*** RAW DATA ***
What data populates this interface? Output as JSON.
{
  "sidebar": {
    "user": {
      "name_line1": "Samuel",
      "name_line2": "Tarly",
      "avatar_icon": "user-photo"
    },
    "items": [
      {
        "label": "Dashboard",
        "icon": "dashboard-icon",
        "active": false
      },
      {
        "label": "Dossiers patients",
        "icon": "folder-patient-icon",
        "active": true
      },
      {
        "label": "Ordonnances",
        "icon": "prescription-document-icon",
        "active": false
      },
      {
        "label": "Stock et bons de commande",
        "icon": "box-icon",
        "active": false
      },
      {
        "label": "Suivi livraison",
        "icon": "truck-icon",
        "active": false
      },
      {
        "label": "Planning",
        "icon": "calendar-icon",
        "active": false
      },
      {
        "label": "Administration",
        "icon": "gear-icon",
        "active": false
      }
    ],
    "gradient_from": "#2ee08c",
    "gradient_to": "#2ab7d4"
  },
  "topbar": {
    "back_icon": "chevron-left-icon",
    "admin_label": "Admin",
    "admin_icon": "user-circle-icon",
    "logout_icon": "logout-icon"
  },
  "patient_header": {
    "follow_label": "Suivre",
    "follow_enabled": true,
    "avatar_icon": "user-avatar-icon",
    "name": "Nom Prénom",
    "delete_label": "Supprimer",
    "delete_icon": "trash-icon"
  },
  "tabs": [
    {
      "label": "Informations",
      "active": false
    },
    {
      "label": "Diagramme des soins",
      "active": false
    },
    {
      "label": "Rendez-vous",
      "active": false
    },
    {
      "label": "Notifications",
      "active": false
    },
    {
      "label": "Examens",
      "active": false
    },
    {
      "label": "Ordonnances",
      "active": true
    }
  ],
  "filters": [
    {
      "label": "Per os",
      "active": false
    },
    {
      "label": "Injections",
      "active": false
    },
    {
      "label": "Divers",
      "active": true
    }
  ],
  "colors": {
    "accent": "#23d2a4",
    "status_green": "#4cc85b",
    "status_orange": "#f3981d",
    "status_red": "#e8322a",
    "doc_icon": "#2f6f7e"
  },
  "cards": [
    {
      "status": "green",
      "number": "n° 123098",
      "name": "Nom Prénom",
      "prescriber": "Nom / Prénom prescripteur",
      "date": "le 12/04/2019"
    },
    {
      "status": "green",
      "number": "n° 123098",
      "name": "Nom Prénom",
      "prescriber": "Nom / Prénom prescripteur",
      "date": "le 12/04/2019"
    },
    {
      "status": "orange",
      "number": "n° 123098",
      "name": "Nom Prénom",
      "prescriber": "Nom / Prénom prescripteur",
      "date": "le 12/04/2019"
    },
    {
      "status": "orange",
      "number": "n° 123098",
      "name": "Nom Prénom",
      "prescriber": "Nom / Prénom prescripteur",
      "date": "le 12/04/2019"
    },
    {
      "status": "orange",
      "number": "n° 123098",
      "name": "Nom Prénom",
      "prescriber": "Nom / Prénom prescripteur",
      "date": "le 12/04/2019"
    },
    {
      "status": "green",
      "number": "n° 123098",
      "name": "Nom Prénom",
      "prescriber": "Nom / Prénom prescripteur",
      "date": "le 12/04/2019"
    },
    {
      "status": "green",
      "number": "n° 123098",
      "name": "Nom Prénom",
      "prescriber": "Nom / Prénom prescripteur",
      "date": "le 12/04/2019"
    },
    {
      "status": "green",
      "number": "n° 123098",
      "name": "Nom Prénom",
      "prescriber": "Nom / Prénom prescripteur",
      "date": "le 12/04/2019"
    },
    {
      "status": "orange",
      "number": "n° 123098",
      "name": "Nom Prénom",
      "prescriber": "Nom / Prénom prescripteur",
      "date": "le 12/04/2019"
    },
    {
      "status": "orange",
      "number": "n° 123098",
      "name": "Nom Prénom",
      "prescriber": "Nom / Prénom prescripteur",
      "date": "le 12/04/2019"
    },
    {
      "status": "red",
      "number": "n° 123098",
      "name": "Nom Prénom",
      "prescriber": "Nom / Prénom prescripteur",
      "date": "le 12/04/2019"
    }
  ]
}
*** End of RAW DATA ***
*** RAW DATA ***
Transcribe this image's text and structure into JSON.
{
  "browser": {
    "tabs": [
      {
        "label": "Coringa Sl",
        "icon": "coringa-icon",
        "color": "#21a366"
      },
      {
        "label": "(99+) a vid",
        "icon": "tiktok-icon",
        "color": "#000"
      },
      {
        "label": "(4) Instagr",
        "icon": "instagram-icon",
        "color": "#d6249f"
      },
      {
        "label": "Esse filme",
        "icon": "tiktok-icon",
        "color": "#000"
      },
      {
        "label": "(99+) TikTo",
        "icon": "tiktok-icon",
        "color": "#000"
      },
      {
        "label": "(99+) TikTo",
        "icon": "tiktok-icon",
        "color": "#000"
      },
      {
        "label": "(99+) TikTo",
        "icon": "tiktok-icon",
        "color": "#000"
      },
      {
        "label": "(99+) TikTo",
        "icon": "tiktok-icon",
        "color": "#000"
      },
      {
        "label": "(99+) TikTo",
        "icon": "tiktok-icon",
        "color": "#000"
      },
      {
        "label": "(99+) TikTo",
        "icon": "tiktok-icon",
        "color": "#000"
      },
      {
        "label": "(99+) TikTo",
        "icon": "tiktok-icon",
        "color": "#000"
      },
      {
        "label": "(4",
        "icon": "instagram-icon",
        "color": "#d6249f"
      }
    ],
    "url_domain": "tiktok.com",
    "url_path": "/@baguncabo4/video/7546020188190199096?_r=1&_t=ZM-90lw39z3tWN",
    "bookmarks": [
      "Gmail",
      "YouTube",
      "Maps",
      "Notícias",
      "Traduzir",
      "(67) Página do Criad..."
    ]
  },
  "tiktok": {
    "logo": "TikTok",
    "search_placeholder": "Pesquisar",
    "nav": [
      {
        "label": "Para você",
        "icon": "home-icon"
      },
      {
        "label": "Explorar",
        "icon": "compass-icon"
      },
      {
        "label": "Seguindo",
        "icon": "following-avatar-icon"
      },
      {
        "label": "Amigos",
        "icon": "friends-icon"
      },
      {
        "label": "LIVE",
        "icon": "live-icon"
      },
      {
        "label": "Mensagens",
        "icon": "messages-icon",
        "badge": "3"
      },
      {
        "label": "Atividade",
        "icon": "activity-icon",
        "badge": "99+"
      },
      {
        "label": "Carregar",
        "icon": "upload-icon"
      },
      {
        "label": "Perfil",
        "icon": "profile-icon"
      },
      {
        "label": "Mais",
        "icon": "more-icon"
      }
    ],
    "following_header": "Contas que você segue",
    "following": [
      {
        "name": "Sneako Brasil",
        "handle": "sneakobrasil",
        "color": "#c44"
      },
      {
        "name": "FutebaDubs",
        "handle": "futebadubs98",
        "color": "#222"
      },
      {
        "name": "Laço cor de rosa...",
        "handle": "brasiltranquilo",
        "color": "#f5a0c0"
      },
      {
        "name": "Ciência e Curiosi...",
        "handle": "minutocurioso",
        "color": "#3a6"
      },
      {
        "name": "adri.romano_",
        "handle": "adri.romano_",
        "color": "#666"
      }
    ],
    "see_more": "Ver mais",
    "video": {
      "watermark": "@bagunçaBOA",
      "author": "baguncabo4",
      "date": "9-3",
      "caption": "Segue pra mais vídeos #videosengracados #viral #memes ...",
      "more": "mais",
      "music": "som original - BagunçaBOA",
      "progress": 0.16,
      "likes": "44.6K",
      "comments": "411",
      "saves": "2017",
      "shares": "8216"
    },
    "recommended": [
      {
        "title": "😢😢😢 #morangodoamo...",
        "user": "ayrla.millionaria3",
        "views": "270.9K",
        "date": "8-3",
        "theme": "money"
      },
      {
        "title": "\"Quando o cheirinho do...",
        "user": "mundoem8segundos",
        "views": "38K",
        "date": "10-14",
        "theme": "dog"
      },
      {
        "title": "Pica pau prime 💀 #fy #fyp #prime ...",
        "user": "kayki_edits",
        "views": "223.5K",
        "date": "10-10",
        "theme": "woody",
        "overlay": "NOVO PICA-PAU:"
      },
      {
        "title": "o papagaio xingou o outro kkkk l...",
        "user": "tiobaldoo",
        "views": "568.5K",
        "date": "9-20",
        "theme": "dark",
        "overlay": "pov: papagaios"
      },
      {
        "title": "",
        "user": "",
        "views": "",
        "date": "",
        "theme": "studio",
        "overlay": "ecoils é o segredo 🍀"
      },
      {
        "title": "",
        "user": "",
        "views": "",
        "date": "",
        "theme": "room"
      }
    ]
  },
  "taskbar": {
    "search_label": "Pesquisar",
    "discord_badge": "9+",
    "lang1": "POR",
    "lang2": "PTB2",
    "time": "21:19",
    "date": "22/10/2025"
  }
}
*** End of RAW DATA ***
ASSIGNMENT: Every line above in which the word "você" is present must be copied into the answer.

SOLVED EXERCISE:
        "label": "Para você",
    "following_header": "Contas que você segue",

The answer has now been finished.